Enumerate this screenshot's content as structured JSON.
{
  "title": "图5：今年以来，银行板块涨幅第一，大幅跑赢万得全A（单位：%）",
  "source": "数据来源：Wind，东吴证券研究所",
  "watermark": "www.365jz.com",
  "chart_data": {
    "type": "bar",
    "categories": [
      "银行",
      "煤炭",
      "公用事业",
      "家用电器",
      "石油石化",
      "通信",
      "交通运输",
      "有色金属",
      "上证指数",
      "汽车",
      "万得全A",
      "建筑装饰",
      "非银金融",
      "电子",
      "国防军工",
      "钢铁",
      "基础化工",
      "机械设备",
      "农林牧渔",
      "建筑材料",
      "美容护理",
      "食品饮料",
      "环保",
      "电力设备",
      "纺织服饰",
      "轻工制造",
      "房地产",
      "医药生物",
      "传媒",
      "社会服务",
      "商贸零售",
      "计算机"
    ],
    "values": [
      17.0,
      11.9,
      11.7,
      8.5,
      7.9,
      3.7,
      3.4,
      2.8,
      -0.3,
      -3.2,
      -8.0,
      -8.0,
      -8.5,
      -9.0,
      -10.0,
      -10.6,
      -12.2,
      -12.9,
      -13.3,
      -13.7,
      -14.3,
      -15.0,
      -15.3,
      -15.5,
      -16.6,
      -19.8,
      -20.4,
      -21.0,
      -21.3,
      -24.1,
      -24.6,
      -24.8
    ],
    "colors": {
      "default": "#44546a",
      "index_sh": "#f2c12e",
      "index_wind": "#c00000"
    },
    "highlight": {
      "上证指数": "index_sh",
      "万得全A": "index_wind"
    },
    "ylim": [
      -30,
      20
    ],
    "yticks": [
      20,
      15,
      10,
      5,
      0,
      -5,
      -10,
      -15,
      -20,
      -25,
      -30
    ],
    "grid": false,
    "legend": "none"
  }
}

----------------

EXERCISE: Reproduce each line verbatim.

RESULT OF THE TASK:
Enumerate this screenshot's content as structured JSON.
{
  "title": "图5：今年以来，银行板块涨幅第一，大幅跑赢万得全A（单位：%）",
  "source": "数据来源：Wind，东吴证券研究所",
  "watermark": "www.365jz.com",
  "chart_data": {
    "type": "bar",
    "categories": [
      "银行",
      "煤炭",
      "公用事业",
      "家用电器",
      "石油石化",
      "通信",
      "交通运输",
      "有色金属",
      "上证指数",
      "汽车",
      "万得全A",
      "建筑装饰",
      "非银金融",
      "电子",
      "国防军工",
      "钢铁",
      "基础化工",
      "机械设备",
      "农林牧渔",
      "建筑材料",
      "美容护理",
      "食品饮料",
      "环保",
      "电力设备",
      "纺织服饰",
      "轻工制造",
      "房地产",
      "医药生物",
      "传媒",
      "社会服务",
      "商贸零售",
      "计算机"
    ],
    "values": [
      17.0,
      11.9,
      11.7,
      8.5,
      7.9,
      3.7,
      3.4,
      2.8,
      -0.3,
      -3.2,
      -8.0,
      -8.0,
      -8.5,
      -9.0,
      -10.0,
      -10.6,
      -12.2,
      -12.9,
      -13.3,
      -13.7,
      -14.3,
      -15.0,
      -15.3,
      -15.5,
      -16.6,
      -19.8,
      -20.4,
      -21.0,
      -21.3,
      -24.1,
      -24.6,
      -24.8
    ],
    "colors": {
      "default": "#44546a",
      "index_sh": "#f2c12e",
      "index_wind": "#c00000"
    },
    "highlight": {
      "上证指数": "index_sh",
      "万得全A": "index_wind"
    },
    "ylim": [
      -30,
      20
    ],
    "yticks": [
      20,
      15,
      10,
      5,
      0,
      -5,
      -10,
      -15,
      -20,
      -25,
      -30
    ],
    "grid": false,
    "legend": "none"
  }
}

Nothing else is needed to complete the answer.